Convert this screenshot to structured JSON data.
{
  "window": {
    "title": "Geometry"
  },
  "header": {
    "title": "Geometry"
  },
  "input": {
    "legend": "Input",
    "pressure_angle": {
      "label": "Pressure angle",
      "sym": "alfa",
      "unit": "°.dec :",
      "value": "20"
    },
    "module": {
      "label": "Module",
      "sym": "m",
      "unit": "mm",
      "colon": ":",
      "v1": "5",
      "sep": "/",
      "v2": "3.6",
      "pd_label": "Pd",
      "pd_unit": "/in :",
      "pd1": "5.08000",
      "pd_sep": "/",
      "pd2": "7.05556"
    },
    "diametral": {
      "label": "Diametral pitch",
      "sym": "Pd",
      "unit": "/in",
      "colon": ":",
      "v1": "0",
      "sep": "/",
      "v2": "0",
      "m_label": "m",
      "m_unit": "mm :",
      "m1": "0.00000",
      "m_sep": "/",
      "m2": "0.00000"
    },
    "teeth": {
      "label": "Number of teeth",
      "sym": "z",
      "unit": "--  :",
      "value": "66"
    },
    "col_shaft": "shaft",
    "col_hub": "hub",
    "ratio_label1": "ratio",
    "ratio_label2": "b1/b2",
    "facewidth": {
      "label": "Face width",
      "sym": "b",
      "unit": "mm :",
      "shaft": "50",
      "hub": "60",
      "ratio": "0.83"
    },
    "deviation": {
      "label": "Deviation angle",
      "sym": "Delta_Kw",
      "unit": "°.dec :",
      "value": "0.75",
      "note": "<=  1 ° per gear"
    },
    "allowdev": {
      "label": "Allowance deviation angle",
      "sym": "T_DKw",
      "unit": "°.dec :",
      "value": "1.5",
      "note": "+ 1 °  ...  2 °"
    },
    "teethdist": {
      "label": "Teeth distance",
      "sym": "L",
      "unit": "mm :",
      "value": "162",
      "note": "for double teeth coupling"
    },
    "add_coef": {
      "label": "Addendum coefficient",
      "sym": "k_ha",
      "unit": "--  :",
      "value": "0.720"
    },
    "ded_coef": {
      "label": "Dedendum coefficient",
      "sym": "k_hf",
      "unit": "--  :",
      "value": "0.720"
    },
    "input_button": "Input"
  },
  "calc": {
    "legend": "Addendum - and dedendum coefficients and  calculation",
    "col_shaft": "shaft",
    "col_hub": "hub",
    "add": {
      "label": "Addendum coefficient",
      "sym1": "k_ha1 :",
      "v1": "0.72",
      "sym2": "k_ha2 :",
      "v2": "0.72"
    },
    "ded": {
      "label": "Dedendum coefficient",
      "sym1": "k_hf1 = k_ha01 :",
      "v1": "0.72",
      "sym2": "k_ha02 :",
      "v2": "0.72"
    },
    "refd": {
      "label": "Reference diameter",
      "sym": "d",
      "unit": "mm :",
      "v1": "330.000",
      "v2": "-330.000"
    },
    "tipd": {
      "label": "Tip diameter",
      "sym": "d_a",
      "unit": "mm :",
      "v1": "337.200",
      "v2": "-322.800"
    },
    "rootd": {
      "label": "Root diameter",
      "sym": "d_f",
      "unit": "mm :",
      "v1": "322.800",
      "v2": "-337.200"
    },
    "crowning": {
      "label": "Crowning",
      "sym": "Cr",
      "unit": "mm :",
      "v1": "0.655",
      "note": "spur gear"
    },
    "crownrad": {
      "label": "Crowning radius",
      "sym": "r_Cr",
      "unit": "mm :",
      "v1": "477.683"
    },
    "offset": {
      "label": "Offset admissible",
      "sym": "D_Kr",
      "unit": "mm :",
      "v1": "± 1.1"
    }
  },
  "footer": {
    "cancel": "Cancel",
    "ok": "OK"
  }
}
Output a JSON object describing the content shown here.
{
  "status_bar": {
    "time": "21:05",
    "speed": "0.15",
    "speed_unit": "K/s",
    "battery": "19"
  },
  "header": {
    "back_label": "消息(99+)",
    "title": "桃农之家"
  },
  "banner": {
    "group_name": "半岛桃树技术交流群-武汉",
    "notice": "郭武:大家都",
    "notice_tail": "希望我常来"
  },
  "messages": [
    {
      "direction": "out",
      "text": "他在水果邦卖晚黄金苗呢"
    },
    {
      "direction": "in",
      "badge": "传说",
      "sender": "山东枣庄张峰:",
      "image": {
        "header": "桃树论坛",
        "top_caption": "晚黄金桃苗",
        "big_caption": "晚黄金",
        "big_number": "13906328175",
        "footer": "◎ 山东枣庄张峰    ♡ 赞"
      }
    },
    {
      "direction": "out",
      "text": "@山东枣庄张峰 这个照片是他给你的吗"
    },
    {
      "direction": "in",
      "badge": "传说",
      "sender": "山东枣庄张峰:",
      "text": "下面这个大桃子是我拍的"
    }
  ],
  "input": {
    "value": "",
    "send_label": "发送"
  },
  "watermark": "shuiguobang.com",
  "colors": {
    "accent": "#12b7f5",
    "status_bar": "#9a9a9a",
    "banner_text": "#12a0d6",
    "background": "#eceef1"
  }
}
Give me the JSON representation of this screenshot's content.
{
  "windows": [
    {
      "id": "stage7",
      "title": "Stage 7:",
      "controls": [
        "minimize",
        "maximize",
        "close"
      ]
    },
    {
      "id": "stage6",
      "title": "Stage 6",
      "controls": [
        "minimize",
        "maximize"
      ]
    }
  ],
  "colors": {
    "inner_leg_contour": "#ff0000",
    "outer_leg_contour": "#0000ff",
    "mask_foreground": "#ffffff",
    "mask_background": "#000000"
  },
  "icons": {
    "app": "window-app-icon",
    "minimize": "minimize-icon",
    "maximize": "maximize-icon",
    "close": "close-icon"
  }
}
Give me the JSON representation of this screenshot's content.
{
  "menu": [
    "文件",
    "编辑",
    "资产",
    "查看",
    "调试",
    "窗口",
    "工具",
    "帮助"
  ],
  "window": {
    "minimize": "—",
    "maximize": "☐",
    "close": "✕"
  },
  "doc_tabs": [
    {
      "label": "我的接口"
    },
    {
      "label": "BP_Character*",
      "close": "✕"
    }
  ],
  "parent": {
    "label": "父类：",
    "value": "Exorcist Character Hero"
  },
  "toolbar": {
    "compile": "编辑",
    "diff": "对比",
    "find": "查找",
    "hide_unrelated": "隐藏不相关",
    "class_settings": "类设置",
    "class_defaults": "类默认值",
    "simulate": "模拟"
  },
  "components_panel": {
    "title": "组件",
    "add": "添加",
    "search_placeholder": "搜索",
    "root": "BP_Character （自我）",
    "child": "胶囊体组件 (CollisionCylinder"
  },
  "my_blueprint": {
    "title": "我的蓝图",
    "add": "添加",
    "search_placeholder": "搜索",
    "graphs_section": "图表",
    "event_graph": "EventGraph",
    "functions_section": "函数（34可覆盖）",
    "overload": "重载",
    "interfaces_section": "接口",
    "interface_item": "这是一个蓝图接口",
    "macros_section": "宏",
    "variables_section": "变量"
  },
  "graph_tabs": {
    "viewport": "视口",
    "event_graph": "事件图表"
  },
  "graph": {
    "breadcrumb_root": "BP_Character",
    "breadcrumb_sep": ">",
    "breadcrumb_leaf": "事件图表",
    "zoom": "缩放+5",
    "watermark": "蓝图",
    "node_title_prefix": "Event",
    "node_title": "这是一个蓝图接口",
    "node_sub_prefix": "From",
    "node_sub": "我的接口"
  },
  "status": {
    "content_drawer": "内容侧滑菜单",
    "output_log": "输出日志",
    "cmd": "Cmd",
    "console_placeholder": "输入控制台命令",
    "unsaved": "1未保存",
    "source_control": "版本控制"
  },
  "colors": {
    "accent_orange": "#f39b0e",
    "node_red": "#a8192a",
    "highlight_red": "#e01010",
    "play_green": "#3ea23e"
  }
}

:::

## AIM OF THE EXERCISE
Go through the listing and copy all of it exactly.

## SOLUTION TO THIS PROBLEM
Convert this screenshot to structured JSON data.
{
  "window": {
    "title": "Geometry"
  },
  "header": {
    "title": "Geometry"
  },
  "input": {
    "legend": "Input",
    "pressure_angle": {
      "label": "Pressure angle",
      "sym": "alfa",
      "unit": "°.dec :",
      "value": "20"
    },
    "module": {
      "label": "Module",
      "sym": "m",
      "unit": "mm",
      "colon": ":",
      "v1": "5",
      "sep": "/",
      "v2": "3.6",
      "pd_label": "Pd",
      "pd_unit": "/in :",
      "pd1": "5.08000",
      "pd_sep": "/",
      "pd2": "7.05556"
    },
    "diametral": {
      "label": "Diametral pitch",
      "sym": "Pd",
      "unit": "/in",
      "colon": ":",
      "v1": "0",
      "sep": "/",
      "v2": "0",
      "m_label": "m",
      "m_unit": "mm :",
      "m1": "0.00000",
      "m_sep": "/",
      "m2": "0.00000"
    },
    "teeth": {
      "label": "Number of teeth",
      "sym": "z",
      "unit": "--  :",
      "value": "66"
    },
    "col_shaft": "shaft",
    "col_hub": "hub",
    "ratio_label1": "ratio",
    "ratio_label2": "b1/b2",
    "facewidth": {
      "label": "Face width",
      "sym": "b",
      "unit": "mm :",
      "shaft": "50",
      "hub": "60",
      "ratio": "0.83"
    },
    "deviation": {
      "label": "Deviation angle",
      "sym": "Delta_Kw",
      "unit": "°.dec :",
      "value": "0.75",
      "note": "<=  1 ° per gear"
    },
    "allowdev": {
      "label": "Allowance deviation angle",
      "sym": "T_DKw",
      "unit": "°.dec :",
      "value": "1.5",
      "note": "+ 1 °  ...  2 °"
    },
    "teethdist": {
      "label": "Teeth distance",
      "sym": "L",
      "unit": "mm :",
      "value": "162",
      "note": "for double teeth coupling"
    },
    "add_coef": {
      "label": "Addendum coefficient",
      "sym": "k_ha",
      "unit": "--  :",
      "value": "0.720"
    },
    "ded_coef": {
      "label": "Dedendum coefficient",
      "sym": "k_hf",
      "unit": "--  :",
      "value": "0.720"
    },
    "input_button": "Input"
  },
  "calc": {
    "legend": "Addendum - and dedendum coefficients and  calculation",
    "col_shaft": "shaft",
    "col_hub": "hub",
    "add": {
      "label": "Addendum coefficient",
      "sym1": "k_ha1 :",
      "v1": "0.72",
      "sym2": "k_ha2 :",
      "v2": "0.72"
    },
    "ded": {
      "label": "Dedendum coefficient",
      "sym1": "k_hf1 = k_ha01 :",
      "v1": "0.72",
      "sym2": "k_ha02 :",
      "v2": "0.72"
    },
    "refd": {
      "label": "Reference diameter",
      "sym": "d",
      "unit": "mm :",
      "v1": "330.000",
      "v2": "-330.000"
    },
    "tipd": {
      "label": "Tip diameter",
      "sym": "d_a",
      "unit": "mm :",
      "v1": "337.200",
      "v2": "-322.800"
    },
    "rootd": {
      "label": "Root diameter",
      "sym": "d_f",
      "unit": "mm :",
      "v1": "322.800",
      "v2": "-337.200"
    },
    "crowning": {
      "label": "Crowning",
      "sym": "Cr",
      "unit": "mm :",
      "v1": "0.655",
      "note": "spur gear"
    },
    "crownrad": {
      "label": "Crowning radius",
      "sym": "r_Cr",
      "unit": "mm :",
      "v1": "477.683"
    },
    "offset": {
      "label": "Offset admissible",
      "sym": "D_Kr",
      "unit": "mm :",
      "v1": "± 1.1"
    }
  },
  "footer": {
    "cancel": "Cancel",
    "ok": "OK"
  }
}
Output a JSON object describing the content shown here.
{
  "status_bar": {
    "time": "21:05",
    "speed": "0.15",
    "speed_unit": "K/s",
    "battery": "19"
  },
  "header": {
    "back_label": "消息(99+)",
    "title": "桃农之家"
  },
  "banner": {
    "group_name": "半岛桃树技术交流群-武汉",
    "notice": "郭武:大家都",
    "notice_tail": "希望我常来"
  },
  "messages": [
    {
      "direction": "out",
      "text": "他在水果邦卖晚黄金苗呢"
    },
    {
      "direction": "in",
      "badge": "传说",
      "sender": "山东枣庄张峰:",
      "image": {
        "header": "桃树论坛",
        "top_caption": "晚黄金桃苗",
        "big_caption": "晚黄金",
        "big_number": "13906328175",
        "footer": "◎ 山东枣庄张峰    ♡ 赞"
      }
    },
    {
      "direction": "out",
      "text": "@山东枣庄张峰 这个照片是他给你的吗"
    },
    {
      "direction": "in",
      "badge": "传说",
      "sender": "山东枣庄张峰:",
      "text": "下面这个大桃子是我拍的"
    }
  ],
  "input": {
    "value": "",
    "send_label": "发送"
  },
  "watermark": "shuiguobang.com",
  "colors": {
    "accent": "#12b7f5",
    "status_bar": "#9a9a9a",
    "banner_text": "#12a0d6",
    "background": "#eceef1"
  }
}
Give me the JSON representation of this screenshot's content.
{
  "windows": [
    {
      "id": "stage7",
      "title": "Stage 7:",
      "controls": [
        "minimize",
        "maximize",
        "close"
      ]
    },
    {
      "id": "stage6",
      "title": "Stage 6",
      "controls": [
        "minimize",
        "maximize"
      ]
    }
  ],
  "colors": {
    "inner_leg_contour": "#ff0000",
    "outer_leg_contour": "#0000ff",
    "mask_foreground": "#ffffff",
    "mask_background": "#000000"
  },
  "icons": {
    "app": "window-app-icon",
    "minimize": "minimize-icon",
    "maximize": "maximize-icon",
    "close": "close-icon"
  }
}
Give me the JSON representation of this screenshot's content.
{
  "menu": [
    "文件",
    "编辑",
    "资产",
    "查看",
    "调试",
    "窗口",
    "工具",
    "帮助"
  ],
  "window": {
    "minimize": "—",
    "maximize": "☐",
    "close": "✕"
  },
  "doc_tabs": [
    {
      "label": "我的接口"
    },
    {
      "label": "BP_Character*",
      "close": "✕"
    }
  ],
  "parent": {
    "label": "父类：",
    "value": "Exorcist Character Hero"
  },
  "toolbar": {
    "compile": "编辑",
    "diff": "对比",
    "find": "查找",
    "hide_unrelated": "隐藏不相关",
    "class_settings": "类设置",
    "class_defaults": "类默认值",
    "simulate": "模拟"
  },
  "components_panel": {
    "title": "组件",
    "add": "添加",
    "search_placeholder": "搜索",
    "root": "BP_Character （自我）",
    "child": "胶囊体组件 (CollisionCylinder"
  },
  "my_blueprint": {
    "title": "我的蓝图",
    "add": "添加",
    "search_placeholder": "搜索",
    "graphs_section": "图表",
    "event_graph": "EventGraph",
    "functions_section": "函数（34可覆盖）",
    "overload": "重载",
    "interfaces_section": "接口",
    "interface_item": "这是一个蓝图接口",
    "macros_section": "宏",
    "variables_section": "变量"
  },
  "graph_tabs": {
    "viewport": "视口",
    "event_graph": "事件图表"
  },
  "graph": {
    "breadcrumb_root": "BP_Character",
    "breadcrumb_sep": ">",
    "breadcrumb_leaf": "事件图表",
    "zoom": "缩放+5",
    "watermark": "蓝图",
    "node_title_prefix": "Event",
    "node_title": "这是一个蓝图接口",
    "node_sub_prefix": "From",
    "node_sub": "我的接口"
  },
  "status": {
    "content_drawer": "内容侧滑菜单",
    "output_log": "输出日志",
    "cmd": "Cmd",
    "console_placeholder": "输入控制台命令",
    "unsaved": "1未保存",
    "source_control": "版本控制"
  },
  "colors": {
    "accent_orange": "#f39b0e",
    "node_red": "#a8192a",
    "highlight_red": "#e01010",
    "play_green": "#3ea23e"
  }
}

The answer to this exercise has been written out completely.